--- Set problem ---
In the data, extract each line that holds the string "Provjera".

Extracted data entries
==*==

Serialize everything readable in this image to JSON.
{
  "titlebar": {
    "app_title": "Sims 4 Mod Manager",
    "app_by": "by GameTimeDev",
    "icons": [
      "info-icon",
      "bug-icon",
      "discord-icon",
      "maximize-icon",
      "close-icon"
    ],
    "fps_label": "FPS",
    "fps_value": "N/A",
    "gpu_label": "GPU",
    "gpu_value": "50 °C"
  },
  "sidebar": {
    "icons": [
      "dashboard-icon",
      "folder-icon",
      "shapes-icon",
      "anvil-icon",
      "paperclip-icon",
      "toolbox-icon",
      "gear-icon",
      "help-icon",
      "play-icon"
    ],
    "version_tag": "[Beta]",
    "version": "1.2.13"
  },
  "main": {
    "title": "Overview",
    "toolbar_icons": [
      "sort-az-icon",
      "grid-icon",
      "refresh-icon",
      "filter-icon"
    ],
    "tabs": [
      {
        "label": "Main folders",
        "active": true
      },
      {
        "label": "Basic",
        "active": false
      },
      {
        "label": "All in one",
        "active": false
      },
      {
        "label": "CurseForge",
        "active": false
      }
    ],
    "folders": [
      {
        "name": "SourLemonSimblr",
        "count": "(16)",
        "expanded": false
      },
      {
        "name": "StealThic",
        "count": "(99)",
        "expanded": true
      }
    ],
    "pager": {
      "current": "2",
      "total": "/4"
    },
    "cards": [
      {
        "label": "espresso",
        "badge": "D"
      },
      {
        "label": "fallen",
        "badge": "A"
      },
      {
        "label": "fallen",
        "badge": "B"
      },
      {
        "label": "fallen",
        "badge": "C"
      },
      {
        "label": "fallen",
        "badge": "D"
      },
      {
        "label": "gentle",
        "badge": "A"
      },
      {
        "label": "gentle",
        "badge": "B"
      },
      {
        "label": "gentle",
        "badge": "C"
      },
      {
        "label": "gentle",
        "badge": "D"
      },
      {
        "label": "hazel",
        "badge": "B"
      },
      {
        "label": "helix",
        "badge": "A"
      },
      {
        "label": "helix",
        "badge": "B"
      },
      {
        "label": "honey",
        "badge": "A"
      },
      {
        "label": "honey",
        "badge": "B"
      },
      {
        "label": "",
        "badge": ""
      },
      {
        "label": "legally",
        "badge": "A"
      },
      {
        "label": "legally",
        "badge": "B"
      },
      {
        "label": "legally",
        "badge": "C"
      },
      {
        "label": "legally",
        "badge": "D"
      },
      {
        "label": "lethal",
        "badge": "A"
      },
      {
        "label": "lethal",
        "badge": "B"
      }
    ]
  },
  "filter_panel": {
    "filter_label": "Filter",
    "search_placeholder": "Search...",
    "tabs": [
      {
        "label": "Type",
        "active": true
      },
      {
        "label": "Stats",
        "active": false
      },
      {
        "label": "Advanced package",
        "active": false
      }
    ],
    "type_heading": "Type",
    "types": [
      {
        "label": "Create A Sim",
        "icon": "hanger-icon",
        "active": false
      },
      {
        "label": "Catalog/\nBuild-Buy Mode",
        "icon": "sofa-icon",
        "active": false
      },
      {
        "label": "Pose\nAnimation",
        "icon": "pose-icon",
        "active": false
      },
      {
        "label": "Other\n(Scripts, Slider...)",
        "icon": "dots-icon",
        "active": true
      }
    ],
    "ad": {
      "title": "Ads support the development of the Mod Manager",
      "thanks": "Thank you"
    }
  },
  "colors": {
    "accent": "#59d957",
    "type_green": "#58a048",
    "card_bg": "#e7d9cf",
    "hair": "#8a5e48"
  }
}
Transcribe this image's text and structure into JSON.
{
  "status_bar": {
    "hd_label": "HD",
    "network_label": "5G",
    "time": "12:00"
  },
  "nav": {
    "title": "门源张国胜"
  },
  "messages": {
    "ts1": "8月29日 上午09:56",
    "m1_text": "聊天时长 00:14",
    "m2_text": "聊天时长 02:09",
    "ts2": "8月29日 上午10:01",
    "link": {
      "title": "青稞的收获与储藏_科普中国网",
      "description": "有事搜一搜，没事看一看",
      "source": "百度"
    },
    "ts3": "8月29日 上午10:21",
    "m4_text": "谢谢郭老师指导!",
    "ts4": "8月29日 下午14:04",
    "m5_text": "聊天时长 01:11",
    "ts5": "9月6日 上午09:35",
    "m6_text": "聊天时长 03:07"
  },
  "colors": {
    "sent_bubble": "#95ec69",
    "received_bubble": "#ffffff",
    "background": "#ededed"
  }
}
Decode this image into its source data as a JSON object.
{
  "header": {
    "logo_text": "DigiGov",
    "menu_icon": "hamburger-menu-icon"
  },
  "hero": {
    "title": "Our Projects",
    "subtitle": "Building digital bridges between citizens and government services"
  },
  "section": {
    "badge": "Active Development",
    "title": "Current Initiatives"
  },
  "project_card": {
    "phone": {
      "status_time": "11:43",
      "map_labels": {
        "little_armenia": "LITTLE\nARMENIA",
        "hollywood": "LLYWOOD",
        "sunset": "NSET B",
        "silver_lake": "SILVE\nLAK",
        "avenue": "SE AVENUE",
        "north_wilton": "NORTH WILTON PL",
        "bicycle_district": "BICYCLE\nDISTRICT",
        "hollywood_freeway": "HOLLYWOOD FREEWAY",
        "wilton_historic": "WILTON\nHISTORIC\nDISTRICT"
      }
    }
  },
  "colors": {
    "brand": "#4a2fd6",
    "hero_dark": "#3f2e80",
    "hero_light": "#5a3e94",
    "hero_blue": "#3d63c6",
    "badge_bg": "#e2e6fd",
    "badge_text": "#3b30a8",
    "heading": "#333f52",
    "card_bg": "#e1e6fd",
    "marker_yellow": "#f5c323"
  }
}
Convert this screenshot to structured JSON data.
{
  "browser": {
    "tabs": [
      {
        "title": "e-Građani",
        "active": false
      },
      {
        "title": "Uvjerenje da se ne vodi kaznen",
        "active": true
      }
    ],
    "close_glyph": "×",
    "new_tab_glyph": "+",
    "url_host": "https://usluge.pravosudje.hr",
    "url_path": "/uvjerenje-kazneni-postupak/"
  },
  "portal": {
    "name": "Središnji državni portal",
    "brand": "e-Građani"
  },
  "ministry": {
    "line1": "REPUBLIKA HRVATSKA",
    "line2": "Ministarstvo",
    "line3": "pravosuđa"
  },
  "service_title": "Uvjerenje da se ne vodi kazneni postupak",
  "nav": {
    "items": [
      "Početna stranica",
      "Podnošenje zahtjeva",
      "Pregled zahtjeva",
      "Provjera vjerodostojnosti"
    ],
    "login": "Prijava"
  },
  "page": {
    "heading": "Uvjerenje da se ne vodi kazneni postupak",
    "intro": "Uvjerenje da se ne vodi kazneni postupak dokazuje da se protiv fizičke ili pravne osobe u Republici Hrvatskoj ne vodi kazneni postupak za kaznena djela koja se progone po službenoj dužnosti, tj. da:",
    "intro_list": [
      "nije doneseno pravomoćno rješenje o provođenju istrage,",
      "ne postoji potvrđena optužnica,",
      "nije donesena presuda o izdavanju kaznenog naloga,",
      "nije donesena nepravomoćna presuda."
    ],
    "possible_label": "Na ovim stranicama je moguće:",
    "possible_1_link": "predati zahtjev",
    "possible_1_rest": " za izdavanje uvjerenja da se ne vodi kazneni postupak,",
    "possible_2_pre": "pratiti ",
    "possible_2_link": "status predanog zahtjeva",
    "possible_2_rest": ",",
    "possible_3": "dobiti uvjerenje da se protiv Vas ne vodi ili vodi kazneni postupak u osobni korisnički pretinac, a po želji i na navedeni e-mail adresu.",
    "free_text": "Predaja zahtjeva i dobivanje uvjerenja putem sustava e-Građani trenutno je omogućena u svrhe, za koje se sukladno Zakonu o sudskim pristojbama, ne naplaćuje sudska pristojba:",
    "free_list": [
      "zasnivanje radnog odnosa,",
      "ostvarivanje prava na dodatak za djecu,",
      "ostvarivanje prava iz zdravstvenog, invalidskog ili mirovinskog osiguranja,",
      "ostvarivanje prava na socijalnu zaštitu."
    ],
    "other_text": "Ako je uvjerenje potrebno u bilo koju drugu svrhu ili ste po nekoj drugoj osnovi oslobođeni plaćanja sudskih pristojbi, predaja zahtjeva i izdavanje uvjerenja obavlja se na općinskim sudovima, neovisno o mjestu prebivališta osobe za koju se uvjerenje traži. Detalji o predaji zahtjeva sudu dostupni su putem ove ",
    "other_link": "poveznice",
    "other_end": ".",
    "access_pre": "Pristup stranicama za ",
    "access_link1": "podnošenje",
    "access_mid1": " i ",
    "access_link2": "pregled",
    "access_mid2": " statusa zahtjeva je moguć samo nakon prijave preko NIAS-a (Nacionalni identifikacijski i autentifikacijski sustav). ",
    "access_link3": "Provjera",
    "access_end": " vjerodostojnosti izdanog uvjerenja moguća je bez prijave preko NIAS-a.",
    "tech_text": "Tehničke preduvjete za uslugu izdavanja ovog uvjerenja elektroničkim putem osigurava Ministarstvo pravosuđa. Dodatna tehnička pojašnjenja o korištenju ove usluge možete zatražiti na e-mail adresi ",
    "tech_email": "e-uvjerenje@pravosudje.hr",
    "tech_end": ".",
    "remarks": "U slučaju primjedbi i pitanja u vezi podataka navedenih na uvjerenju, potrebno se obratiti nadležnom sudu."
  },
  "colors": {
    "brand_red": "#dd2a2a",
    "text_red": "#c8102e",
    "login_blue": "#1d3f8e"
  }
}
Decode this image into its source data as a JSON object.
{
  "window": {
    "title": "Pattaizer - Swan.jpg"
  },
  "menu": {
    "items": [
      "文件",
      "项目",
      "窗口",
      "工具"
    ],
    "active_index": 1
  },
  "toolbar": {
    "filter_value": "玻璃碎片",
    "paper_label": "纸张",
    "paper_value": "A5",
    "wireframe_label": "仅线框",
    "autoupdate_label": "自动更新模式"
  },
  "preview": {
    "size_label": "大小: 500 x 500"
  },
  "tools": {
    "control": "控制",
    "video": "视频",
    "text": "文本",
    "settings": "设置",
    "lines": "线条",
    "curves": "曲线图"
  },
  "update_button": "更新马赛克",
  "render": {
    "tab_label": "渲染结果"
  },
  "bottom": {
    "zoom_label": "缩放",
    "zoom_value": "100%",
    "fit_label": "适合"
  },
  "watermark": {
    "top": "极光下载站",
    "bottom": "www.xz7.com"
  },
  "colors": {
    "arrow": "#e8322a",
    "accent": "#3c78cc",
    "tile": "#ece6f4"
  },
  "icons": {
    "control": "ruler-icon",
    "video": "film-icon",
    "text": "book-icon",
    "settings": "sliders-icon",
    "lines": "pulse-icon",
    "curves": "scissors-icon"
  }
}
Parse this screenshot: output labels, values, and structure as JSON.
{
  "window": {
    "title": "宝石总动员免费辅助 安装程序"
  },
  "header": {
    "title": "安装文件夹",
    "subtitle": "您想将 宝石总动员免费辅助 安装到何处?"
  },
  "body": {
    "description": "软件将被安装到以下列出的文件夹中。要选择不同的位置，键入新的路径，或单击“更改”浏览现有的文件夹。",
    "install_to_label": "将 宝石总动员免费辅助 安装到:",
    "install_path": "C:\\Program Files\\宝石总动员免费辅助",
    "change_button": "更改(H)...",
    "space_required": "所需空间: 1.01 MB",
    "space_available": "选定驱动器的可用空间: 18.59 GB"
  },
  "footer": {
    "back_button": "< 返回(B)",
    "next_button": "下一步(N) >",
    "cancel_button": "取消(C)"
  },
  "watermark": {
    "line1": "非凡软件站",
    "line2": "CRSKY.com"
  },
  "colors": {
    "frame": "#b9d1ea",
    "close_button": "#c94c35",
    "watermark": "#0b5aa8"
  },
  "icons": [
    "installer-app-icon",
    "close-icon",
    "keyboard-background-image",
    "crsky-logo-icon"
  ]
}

==*==

--- Result ---
      "Provjera vjerodostojnosti"
    "access_link3": "Provjera",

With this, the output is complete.